# [Written exercise]
Copy out all of the data below, replacing every "colorbar-swatch" with "color-scale-swatch" and leaving everything else untouched.

# [Data rows]
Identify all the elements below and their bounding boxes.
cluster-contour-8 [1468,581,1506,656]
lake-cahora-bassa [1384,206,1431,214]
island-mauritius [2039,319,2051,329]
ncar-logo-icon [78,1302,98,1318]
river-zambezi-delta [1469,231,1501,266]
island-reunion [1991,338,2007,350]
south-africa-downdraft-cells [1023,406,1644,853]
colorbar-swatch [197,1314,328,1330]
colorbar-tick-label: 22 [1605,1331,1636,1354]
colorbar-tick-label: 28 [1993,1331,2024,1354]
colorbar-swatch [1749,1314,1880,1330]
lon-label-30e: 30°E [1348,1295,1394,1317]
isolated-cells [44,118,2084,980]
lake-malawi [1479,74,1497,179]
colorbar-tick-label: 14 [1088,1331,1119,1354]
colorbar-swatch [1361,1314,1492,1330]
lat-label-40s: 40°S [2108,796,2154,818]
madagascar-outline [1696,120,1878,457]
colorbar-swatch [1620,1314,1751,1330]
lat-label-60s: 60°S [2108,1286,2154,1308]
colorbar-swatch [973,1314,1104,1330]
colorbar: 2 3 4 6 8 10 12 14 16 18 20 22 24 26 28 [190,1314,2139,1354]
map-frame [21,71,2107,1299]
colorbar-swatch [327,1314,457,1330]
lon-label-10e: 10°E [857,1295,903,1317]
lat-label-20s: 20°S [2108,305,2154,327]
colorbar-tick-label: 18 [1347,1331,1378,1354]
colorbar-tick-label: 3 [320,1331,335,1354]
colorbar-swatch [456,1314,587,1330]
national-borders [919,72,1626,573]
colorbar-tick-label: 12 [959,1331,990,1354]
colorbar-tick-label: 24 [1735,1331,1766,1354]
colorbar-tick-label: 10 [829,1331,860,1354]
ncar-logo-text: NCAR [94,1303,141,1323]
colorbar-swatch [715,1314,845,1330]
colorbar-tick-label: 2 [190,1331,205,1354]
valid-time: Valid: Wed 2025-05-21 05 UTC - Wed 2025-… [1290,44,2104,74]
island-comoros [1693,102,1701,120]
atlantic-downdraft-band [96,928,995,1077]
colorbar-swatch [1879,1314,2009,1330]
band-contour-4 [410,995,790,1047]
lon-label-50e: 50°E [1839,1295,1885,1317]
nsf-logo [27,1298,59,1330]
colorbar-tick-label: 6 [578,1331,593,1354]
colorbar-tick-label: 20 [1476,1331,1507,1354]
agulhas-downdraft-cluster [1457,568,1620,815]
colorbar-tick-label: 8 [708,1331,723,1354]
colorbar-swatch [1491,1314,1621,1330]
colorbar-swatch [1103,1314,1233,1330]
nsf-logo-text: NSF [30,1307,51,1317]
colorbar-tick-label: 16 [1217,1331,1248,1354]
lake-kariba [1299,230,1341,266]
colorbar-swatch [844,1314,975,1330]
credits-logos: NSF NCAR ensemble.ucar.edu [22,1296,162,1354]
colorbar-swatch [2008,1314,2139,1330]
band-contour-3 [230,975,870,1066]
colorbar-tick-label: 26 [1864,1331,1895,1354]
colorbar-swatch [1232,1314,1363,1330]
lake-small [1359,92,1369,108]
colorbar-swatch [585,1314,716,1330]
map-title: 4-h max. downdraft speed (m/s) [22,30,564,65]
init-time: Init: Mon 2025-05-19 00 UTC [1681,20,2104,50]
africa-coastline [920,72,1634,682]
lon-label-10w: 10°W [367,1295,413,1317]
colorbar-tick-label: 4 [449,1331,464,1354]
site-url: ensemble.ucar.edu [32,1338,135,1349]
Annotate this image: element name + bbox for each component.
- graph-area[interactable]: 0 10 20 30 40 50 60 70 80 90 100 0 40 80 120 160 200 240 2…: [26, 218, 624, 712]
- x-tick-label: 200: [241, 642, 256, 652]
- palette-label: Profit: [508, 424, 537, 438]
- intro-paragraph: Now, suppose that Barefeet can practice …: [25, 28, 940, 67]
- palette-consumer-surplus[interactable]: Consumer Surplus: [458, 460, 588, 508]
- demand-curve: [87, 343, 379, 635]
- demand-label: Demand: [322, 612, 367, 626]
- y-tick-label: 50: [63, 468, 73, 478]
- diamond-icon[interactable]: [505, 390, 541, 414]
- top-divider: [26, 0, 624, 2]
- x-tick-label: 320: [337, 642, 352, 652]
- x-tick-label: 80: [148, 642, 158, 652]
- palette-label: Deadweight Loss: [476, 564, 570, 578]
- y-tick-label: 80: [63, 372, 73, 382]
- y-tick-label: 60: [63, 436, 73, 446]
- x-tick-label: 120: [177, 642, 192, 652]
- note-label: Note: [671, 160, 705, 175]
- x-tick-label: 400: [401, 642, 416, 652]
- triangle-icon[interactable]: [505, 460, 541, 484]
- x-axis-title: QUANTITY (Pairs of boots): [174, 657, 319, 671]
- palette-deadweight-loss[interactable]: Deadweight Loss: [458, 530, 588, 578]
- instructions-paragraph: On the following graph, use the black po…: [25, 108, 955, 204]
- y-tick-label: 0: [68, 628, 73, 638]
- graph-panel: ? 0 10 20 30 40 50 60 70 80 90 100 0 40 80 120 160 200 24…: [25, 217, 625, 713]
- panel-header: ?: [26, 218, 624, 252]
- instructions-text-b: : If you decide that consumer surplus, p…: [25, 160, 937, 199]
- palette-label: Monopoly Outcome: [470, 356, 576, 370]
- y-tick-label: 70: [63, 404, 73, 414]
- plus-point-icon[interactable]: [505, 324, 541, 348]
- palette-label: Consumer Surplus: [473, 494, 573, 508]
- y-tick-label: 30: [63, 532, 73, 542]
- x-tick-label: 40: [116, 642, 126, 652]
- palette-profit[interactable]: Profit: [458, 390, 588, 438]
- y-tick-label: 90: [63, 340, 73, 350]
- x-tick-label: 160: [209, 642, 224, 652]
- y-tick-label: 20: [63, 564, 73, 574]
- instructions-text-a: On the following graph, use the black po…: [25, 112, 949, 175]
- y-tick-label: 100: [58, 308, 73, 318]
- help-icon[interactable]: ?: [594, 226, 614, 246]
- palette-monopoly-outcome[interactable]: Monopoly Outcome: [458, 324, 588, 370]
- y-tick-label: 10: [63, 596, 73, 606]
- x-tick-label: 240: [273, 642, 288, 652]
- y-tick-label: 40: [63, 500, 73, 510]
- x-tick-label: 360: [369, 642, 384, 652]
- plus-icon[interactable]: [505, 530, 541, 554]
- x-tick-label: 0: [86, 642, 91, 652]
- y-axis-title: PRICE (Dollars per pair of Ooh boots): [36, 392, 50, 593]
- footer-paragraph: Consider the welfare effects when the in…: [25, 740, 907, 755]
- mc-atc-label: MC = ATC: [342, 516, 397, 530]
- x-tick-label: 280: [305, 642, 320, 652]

# [Output of the exercise]
Identify all the elements below and their bounding boxes.
cluster-contour-8 [1468,581,1506,656]
lake-cahora-bassa [1384,206,1431,214]
island-mauritius [2039,319,2051,329]
ncar-logo-icon [78,1302,98,1318]
river-zambezi-delta [1469,231,1501,266]
island-reunion [1991,338,2007,350]
south-africa-downdraft-cells [1023,406,1644,853]
color-scale-swatch [197,1314,328,1330]
colorbar-tick-label: 22 [1605,1331,1636,1354]
colorbar-tick-label: 28 [1993,1331,2024,1354]
color-scale-swatch [1749,1314,1880,1330]
lon-label-30e: 30°E [1348,1295,1394,1317]
isolated-cells [44,118,2084,980]
lake-malawi [1479,74,1497,179]
colorbar-tick-label: 14 [1088,1331,1119,1354]
color-scale-swatch [1361,1314,1492,1330]
lat-label-40s: 40°S [2108,796,2154,818]
madagascar-outline [1696,120,1878,457]
color-scale-swatch [1620,1314,1751,1330]
lat-label-60s: 60°S [2108,1286,2154,1308]
color-scale-swatch [973,1314,1104,1330]
colorbar: 2 3 4 6 8 10 12 14 16 18 20 22 24 26 28 [190,1314,2139,1354]
map-frame [21,71,2107,1299]
color-scale-swatch [327,1314,457,1330]
lon-label-10e: 10°E [857,1295,903,1317]
lat-label-20s: 20°S [2108,305,2154,327]
colorbar-tick-label: 18 [1347,1331,1378,1354]
colorbar-tick-label: 3 [320,1331,335,1354]
color-scale-swatch [456,1314,587,1330]
national-borders [919,72,1626,573]
colorbar-tick-label: 12 [959,1331,990,1354]
colorbar-tick-label: 24 [1735,1331,1766,1354]
colorbar-tick-label: 10 [829,1331,860,1354]
ncar-logo-text: NCAR [94,1303,141,1323]
color-scale-swatch [715,1314,845,1330]
colorbar-tick-label: 2 [190,1331,205,1354]
valid-time: Valid: Wed 2025-05-21 05 UTC - Wed 2025-… [1290,44,2104,74]
island-comoros [1693,102,1701,120]
atlantic-downdraft-band [96,928,995,1077]
color-scale-swatch [1879,1314,2009,1330]
band-contour-4 [410,995,790,1047]
lon-label-50e: 50°E [1839,1295,1885,1317]
nsf-logo [27,1298,59,1330]
colorbar-tick-label: 6 [578,1331,593,1354]
colorbar-tick-label: 20 [1476,1331,1507,1354]
agulhas-downdraft-cluster [1457,568,1620,815]
colorbar-tick-label: 8 [708,1331,723,1354]
color-scale-swatch [1491,1314,1621,1330]
color-scale-swatch [1103,1314,1233,1330]
nsf-logo-text: NSF [30,1307,51,1317]
colorbar-tick-label: 16 [1217,1331,1248,1354]
lake-kariba [1299,230,1341,266]
color-scale-swatch [844,1314,975,1330]
credits-logos: NSF NCAR ensemble.ucar.edu [22,1296,162,1354]
color-scale-swatch [2008,1314,2139,1330]
band-contour-3 [230,975,870,1066]
colorbar-tick-label: 26 [1864,1331,1895,1354]
color-scale-swatch [1232,1314,1363,1330]
lake-small [1359,92,1369,108]
color-scale-swatch [585,1314,716,1330]
map-title: 4-h max. downdraft speed (m/s) [22,30,564,65]
init-time: Init: Mon 2025-05-19 00 UTC [1681,20,2104,50]
africa-coastline [920,72,1634,682]
lon-label-10w: 10°W [367,1295,413,1317]
colorbar-tick-label: 4 [449,1331,464,1354]
site-url: ensemble.ucar.edu [32,1338,135,1349]
Annotate this image: element name + bbox for each component.
- graph-area[interactable]: 0 10 20 30 40 50 60 70 80 90 100 0 40 80 120 160 200 240 2…: [26, 218, 624, 712]
- x-tick-label: 200: [241, 642, 256, 652]
- palette-label: Profit: [508, 424, 537, 438]
- intro-paragraph: Now, suppose that Barefeet can practice …: [25, 28, 940, 67]
- palette-consumer-surplus[interactable]: Consumer Surplus: [458, 460, 588, 508]
- demand-curve: [87, 343, 379, 635]
- demand-label: Demand: [322, 612, 367, 626]
- y-tick-label: 50: [63, 468, 73, 478]
- diamond-icon[interactable]: [505, 390, 541, 414]
- top-divider: [26, 0, 624, 2]
- x-tick-label: 320: [337, 642, 352, 652]
- x-tick-label: 80: [148, 642, 158, 652]
- palette-label: Deadweight Loss: [476, 564, 570, 578]
- y-tick-label: 80: [63, 372, 73, 382]
- y-tick-label: 60: [63, 436, 73, 446]
- x-tick-label: 120: [177, 642, 192, 652]
- note-label: Note: [671, 160, 705, 175]
- x-tick-label: 400: [401, 642, 416, 652]
- triangle-icon[interactable]: [505, 460, 541, 484]
- x-axis-title: QUANTITY (Pairs of boots): [174, 657, 319, 671]
- palette-deadweight-loss[interactable]: Deadweight Loss: [458, 530, 588, 578]
- instructions-paragraph: On the following graph, use the black po…: [25, 108, 955, 204]
- y-tick-label: 0: [68, 628, 73, 638]
- graph-panel: ? 0 10 20 30 40 50 60 70 80 90 100 0 40 80 120 160 200 24…: [25, 217, 625, 713]
- panel-header: ?: [26, 218, 624, 252]
- instructions-text-b: : If you decide that consumer surplus, p…: [25, 160, 937, 199]
- palette-label: Monopoly Outcome: [470, 356, 576, 370]
- y-tick-label: 70: [63, 404, 73, 414]
- plus-point-icon[interactable]: [505, 324, 541, 348]
- palette-label: Consumer Surplus: [473, 494, 573, 508]
- y-tick-label: 30: [63, 532, 73, 542]
- x-tick-label: 40: [116, 642, 126, 652]
- palette-profit[interactable]: Profit: [458, 390, 588, 438]
- y-tick-label: 90: [63, 340, 73, 350]
- x-tick-label: 160: [209, 642, 224, 652]
- y-tick-label: 20: [63, 564, 73, 574]
- instructions-text-a: On the following graph, use the black po…: [25, 112, 949, 175]
- y-tick-label: 100: [58, 308, 73, 318]
- help-icon[interactable]: ?: [594, 226, 614, 246]
- palette-monopoly-outcome[interactable]: Monopoly Outcome: [458, 324, 588, 370]
- y-tick-label: 10: [63, 596, 73, 606]
- x-tick-label: 240: [273, 642, 288, 652]
- y-tick-label: 40: [63, 500, 73, 510]
- x-tick-label: 360: [369, 642, 384, 652]
- plus-icon[interactable]: [505, 530, 541, 554]
- x-tick-label: 0: [86, 642, 91, 652]
- y-axis-title: PRICE (Dollars per pair of Ooh boots): [36, 392, 50, 593]
- footer-paragraph: Consider the welfare effects when the in…: [25, 740, 907, 755]
- mc-atc-label: MC = ATC: [342, 516, 397, 530]
- x-tick-label: 280: [305, 642, 320, 652]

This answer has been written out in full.